_PROBLEM DETAILS_
Go over the entries below line by line, copying each one that contains the word "Principal".

_EXTRACTED INFORMATION_
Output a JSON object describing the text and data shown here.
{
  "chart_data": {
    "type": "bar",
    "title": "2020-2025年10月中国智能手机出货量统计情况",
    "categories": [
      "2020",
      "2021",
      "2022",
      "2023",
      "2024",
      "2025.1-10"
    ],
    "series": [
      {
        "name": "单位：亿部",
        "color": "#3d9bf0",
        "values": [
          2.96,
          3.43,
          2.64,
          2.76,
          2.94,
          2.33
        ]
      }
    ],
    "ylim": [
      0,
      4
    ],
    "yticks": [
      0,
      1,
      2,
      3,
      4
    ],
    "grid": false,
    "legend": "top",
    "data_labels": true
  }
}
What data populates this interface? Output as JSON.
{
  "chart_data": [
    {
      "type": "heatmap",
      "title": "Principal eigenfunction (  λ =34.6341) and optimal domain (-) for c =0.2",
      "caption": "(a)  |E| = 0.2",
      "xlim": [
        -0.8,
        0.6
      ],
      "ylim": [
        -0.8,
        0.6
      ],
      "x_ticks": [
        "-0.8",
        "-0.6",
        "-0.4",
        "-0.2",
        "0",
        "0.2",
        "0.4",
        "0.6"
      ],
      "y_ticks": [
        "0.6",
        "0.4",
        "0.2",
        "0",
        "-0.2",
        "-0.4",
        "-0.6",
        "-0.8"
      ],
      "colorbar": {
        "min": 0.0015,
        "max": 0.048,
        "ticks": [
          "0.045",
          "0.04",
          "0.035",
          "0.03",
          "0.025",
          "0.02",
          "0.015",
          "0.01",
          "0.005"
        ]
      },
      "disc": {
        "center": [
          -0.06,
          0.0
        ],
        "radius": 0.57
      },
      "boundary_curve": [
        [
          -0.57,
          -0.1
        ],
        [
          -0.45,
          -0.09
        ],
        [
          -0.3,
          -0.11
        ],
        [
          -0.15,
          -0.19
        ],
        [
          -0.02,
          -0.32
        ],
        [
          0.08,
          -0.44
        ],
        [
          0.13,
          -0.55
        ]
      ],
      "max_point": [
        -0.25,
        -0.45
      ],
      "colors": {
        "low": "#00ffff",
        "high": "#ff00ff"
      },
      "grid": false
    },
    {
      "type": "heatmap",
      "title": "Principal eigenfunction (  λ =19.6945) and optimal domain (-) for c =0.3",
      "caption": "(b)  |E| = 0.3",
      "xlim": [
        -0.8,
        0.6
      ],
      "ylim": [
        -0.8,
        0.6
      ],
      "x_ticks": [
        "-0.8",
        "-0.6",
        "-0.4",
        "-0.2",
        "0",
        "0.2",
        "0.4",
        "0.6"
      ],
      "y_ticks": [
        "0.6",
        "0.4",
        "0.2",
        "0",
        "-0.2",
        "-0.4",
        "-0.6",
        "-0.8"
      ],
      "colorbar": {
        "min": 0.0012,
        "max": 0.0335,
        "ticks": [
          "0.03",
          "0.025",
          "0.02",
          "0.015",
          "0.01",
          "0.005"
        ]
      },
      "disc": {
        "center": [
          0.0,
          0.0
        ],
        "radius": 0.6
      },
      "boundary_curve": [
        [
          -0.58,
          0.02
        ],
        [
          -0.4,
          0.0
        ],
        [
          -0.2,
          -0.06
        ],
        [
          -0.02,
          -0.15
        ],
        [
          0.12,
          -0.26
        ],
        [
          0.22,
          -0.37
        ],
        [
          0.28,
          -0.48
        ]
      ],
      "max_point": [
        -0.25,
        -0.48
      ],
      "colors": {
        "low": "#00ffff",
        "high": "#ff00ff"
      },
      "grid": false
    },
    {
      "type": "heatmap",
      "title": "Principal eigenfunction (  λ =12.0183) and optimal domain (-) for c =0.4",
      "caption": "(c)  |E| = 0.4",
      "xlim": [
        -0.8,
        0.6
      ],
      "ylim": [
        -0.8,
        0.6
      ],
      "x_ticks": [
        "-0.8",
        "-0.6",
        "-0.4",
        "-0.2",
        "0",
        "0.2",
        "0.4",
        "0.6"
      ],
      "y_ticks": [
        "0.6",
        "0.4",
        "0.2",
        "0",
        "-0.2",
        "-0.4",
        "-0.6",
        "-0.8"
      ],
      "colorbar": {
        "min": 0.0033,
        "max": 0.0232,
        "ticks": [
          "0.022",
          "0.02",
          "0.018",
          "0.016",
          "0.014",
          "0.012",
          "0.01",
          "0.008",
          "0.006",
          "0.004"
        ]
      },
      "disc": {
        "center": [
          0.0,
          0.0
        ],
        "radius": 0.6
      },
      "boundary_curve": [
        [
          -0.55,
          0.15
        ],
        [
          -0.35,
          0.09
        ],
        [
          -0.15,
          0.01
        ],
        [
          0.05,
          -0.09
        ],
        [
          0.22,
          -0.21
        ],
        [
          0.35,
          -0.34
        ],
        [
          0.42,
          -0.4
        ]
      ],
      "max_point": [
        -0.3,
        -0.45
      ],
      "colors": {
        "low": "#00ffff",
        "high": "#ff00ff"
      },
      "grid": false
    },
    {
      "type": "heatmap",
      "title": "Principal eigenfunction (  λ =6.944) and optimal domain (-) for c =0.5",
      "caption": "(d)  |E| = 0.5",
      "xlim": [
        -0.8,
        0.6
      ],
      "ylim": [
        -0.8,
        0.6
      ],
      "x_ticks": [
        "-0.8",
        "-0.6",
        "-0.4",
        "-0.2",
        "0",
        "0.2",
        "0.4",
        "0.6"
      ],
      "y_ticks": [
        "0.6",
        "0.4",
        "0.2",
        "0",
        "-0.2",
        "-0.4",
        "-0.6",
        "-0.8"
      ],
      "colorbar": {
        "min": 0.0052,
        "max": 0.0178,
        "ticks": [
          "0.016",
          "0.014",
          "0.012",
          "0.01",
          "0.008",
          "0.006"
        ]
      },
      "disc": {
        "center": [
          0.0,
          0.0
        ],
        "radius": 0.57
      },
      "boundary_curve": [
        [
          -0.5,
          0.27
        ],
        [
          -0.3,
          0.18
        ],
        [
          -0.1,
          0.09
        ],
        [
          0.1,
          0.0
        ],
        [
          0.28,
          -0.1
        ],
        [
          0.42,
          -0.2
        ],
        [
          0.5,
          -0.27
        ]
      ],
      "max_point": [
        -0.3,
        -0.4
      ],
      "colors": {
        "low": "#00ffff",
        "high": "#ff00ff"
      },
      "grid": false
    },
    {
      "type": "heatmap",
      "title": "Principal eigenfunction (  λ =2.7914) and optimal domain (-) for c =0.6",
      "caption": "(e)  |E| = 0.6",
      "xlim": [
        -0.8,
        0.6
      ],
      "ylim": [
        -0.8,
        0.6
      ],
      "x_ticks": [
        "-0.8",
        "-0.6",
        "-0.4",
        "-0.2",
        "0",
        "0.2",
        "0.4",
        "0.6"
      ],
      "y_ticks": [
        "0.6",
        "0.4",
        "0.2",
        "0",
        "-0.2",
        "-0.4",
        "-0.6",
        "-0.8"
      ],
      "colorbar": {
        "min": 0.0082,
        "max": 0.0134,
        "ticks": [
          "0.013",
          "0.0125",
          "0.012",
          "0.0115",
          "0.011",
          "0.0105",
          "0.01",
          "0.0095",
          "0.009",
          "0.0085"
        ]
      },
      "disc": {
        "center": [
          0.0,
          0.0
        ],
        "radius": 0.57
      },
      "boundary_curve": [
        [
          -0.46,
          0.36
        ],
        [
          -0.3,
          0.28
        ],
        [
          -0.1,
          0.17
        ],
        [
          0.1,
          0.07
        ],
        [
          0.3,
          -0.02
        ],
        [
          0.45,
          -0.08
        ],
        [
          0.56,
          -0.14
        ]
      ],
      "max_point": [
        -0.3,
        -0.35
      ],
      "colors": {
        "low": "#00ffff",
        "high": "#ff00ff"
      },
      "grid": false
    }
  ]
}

_OUTPUT BELOW_
      "title": "Principal eigenfunction (  λ =34.6341) and optimal domain (-) for c =0.2",
      "title": "Principal eigenfunction (  λ =19.6945) and optimal domain (-) for c =0.3",
      "title": "Principal eigenfunction (  λ =12.0183) and optimal domain (-) for c =0.4",
      "title": "Principal eigenfunction (  λ =6.944) and optimal domain (-) for c =0.5",
      "title": "Principal eigenfunction (  λ =2.7914) and optimal domain (-) for c =0.6",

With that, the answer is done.